* To be done
Write the data out again exactly, dropping any images it holds.

* * *

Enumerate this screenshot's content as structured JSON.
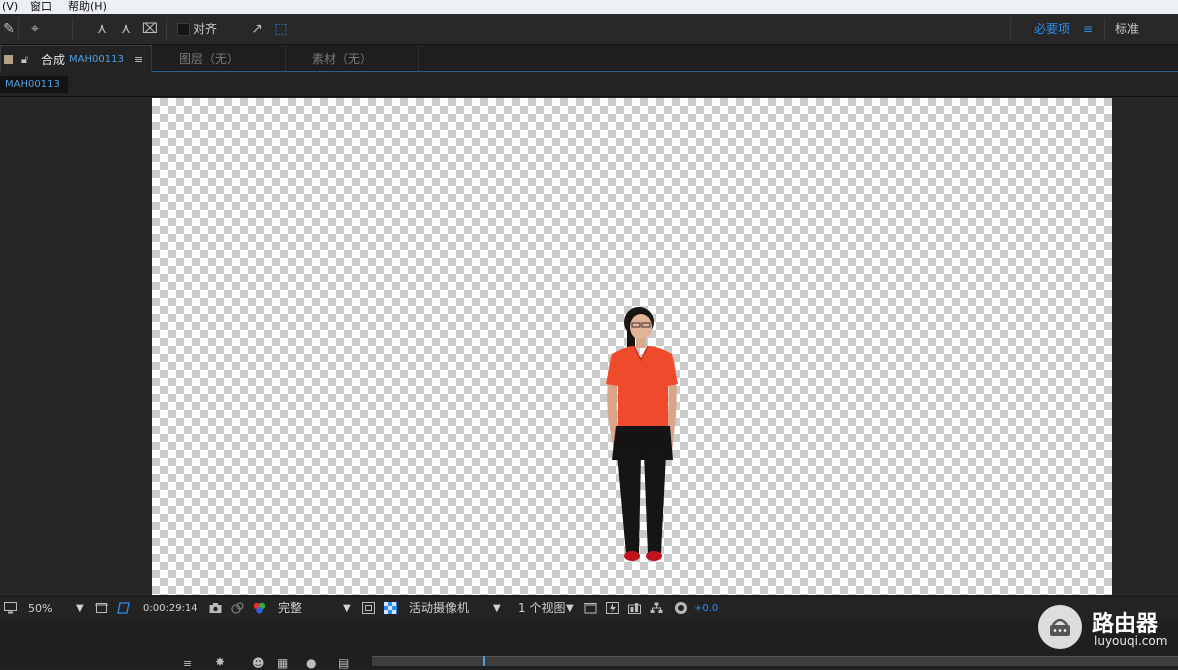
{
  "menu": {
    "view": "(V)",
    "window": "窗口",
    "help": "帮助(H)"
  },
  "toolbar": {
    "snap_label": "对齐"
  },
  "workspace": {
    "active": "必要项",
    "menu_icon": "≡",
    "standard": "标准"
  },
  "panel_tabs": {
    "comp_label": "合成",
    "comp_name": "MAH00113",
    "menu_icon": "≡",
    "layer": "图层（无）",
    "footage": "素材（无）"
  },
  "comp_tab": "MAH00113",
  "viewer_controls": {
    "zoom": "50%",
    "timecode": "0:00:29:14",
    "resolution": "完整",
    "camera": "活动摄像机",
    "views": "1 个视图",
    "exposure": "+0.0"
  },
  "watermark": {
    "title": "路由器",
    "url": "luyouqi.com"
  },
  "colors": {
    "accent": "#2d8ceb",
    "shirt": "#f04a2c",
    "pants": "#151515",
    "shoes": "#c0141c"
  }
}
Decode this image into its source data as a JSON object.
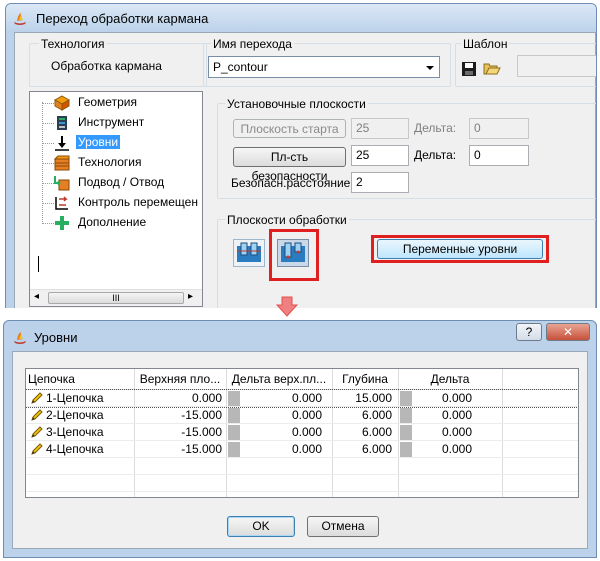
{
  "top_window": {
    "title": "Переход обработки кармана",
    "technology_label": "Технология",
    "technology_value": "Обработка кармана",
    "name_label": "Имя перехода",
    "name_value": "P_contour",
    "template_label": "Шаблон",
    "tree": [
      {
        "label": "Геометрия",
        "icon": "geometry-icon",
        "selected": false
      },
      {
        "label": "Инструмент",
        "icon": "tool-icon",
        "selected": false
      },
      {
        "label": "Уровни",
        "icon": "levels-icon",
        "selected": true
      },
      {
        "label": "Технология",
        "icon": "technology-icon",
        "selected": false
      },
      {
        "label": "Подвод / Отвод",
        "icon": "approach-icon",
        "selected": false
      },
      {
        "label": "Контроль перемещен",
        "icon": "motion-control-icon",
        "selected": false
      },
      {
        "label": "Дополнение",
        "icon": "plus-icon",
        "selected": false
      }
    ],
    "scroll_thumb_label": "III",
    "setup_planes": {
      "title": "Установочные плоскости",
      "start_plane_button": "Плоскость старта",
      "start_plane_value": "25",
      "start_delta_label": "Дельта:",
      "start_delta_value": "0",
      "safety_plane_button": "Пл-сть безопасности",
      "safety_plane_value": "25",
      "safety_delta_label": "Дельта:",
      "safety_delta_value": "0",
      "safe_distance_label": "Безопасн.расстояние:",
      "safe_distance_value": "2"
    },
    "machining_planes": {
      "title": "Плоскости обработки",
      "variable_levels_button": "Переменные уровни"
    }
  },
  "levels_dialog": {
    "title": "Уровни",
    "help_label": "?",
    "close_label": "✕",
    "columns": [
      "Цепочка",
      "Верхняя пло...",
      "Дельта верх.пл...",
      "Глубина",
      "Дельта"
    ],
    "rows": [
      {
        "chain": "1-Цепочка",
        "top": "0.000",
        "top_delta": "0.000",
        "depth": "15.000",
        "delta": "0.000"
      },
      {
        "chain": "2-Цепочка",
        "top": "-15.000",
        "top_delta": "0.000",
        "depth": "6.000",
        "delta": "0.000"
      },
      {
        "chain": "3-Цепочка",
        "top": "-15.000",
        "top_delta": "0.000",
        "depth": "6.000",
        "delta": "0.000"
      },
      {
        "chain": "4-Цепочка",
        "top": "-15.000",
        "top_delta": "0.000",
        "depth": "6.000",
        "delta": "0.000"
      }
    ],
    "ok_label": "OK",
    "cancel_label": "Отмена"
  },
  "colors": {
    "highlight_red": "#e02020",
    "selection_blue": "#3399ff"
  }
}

* * *

* Finished task
Enumerate this screenshot's content as structured JSON.
{
  "menu": {
    "view": "(V)",
    "window": "窗口",
    "help": "帮助(H)"
  },
  "toolbar": {
    "snap_label": "对齐"
  },
  "workspace": {
    "active": "必要项",
    "menu_icon": "≡",
    "standard": "标准"
  },
  "panel_tabs": {
    "comp_label": "合成",
    "comp_name": "MAH00113",
    "menu_icon": "≡",
    "layer": "图层（无）",
    "footage": "素材（无）"
  },
  "comp_tab": "MAH00113",
  "viewer_controls": {
    "zoom": "50%",
    "timecode": "0:00:29:14",
    "resolution": "完整",
    "camera": "活动摄像机",
    "views": "1 个视图",
    "exposure": "+0.0"
  },
  "watermark": {
    "title": "路由器",
    "url": "luyouqi.com"
  },
  "colors": {
    "accent": "#2d8ceb",
    "shirt": "#f04a2c",
    "pants": "#151515",
    "shoes": "#c0141c"
  }
}
Decode this image into its source data as a JSON object.
{
  "top_window": {
    "title": "Переход обработки кармана",
    "technology_label": "Технология",
    "technology_value": "Обработка кармана",
    "name_label": "Имя перехода",
    "name_value": "P_contour",
    "template_label": "Шаблон",
    "tree": [
      {
        "label": "Геометрия",
        "icon": "geometry-icon",
        "selected": false
      },
      {
        "label": "Инструмент",
        "icon": "tool-icon",
        "selected": false
      },
      {
        "label": "Уровни",
        "icon": "levels-icon",
        "selected": true
      },
      {
        "label": "Технология",
        "icon": "technology-icon",
        "selected": false
      },
      {
        "label": "Подвод / Отвод",
        "icon": "approach-icon",
        "selected": false
      },
      {
        "label": "Контроль перемещен",
        "icon": "motion-control-icon",
        "selected": false
      },
      {
        "label": "Дополнение",
        "icon": "plus-icon",
        "selected": false
      }
    ],
    "scroll_thumb_label": "III",
    "setup_planes": {
      "title": "Установочные плоскости",
      "start_plane_button": "Плоскость старта",
      "start_plane_value": "25",
      "start_delta_label": "Дельта:",
      "start_delta_value": "0",
      "safety_plane_button": "Пл-сть безопасности",
      "safety_plane_value": "25",
      "safety_delta_label": "Дельта:",
      "safety_delta_value": "0",
      "safe_distance_label": "Безопасн.расстояние:",
      "safe_distance_value": "2"
    },
    "machining_planes": {
      "title": "Плоскости обработки",
      "variable_levels_button": "Переменные уровни"
    }
  },
  "levels_dialog": {
    "title": "Уровни",
    "help_label": "?",
    "close_label": "✕",
    "columns": [
      "Цепочка",
      "Верхняя пло...",
      "Дельта верх.пл...",
      "Глубина",
      "Дельта"
    ],
    "rows": [
      {
        "chain": "1-Цепочка",
        "top": "0.000",
        "top_delta": "0.000",
        "depth": "15.000",
        "delta": "0.000"
      },
      {
        "chain": "2-Цепочка",
        "top": "-15.000",
        "top_delta": "0.000",
        "depth": "6.000",
        "delta": "0.000"
      },
      {
        "chain": "3-Цепочка",
        "top": "-15.000",
        "top_delta": "0.000",
        "depth": "6.000",
        "delta": "0.000"
      },
      {
        "chain": "4-Цепочка",
        "top": "-15.000",
        "top_delta": "0.000",
        "depth": "6.000",
        "delta": "0.000"
      }
    ],
    "ok_label": "OK",
    "cancel_label": "Отмена"
  },
  "colors": {
    "highlight_red": "#e02020",
    "selection_blue": "#3399ff"
  }
}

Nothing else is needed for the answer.